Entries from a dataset
<<<<
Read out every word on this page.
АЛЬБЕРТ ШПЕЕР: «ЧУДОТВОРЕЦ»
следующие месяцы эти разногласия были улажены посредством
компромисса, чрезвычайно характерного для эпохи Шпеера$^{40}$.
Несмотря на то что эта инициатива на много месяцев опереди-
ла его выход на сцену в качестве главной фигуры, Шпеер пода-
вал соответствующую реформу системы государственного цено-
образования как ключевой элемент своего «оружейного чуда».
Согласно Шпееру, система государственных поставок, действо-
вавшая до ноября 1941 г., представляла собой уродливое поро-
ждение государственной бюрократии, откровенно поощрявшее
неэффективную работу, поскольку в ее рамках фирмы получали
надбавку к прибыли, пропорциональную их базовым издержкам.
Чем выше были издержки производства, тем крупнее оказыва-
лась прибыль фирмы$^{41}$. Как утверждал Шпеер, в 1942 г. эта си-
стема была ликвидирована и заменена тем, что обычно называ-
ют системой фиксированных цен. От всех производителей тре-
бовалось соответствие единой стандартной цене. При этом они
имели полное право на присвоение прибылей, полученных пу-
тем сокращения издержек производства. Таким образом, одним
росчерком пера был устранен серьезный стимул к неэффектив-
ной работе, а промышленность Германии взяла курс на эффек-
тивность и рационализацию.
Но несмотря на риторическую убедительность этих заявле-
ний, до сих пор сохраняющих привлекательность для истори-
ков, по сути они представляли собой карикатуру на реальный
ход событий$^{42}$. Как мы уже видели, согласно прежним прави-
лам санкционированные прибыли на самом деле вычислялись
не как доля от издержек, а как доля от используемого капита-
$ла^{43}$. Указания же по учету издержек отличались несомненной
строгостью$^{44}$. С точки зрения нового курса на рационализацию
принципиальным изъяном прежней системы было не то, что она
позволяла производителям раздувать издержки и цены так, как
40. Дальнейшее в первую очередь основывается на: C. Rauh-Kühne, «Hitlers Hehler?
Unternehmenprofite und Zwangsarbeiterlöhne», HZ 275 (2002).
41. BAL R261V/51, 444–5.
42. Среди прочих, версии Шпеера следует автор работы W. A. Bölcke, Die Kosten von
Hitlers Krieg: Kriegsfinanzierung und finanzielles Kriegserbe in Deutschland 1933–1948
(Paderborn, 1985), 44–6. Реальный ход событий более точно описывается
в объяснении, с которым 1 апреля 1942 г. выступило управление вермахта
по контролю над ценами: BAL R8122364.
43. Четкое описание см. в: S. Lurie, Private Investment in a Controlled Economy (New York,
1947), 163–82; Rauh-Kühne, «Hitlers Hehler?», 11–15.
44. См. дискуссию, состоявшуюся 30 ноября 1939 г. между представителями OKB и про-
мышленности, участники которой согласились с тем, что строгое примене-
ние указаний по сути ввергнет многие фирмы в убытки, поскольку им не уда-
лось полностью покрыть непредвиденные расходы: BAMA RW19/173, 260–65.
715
>>>>
<<<<
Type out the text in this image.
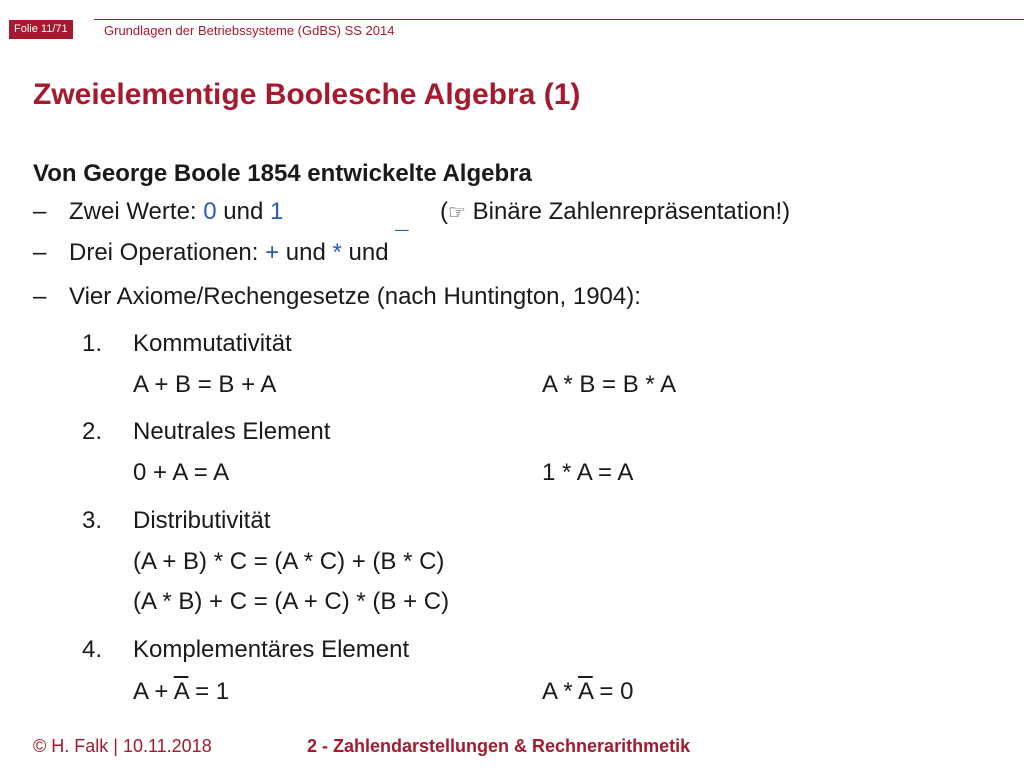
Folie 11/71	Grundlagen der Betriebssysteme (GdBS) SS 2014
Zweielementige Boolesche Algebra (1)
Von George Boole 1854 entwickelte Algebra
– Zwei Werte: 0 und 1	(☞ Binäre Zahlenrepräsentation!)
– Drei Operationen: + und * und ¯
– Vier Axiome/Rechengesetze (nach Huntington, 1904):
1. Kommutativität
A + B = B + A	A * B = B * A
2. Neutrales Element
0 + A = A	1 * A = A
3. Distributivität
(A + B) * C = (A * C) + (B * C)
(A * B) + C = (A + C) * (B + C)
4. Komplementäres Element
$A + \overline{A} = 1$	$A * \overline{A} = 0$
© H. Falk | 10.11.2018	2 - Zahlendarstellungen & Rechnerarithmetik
>>>>
● **Do this**
In the listing above, how many lines include the word "собой"? Answer with the number and nothing more.

● **Output below**
2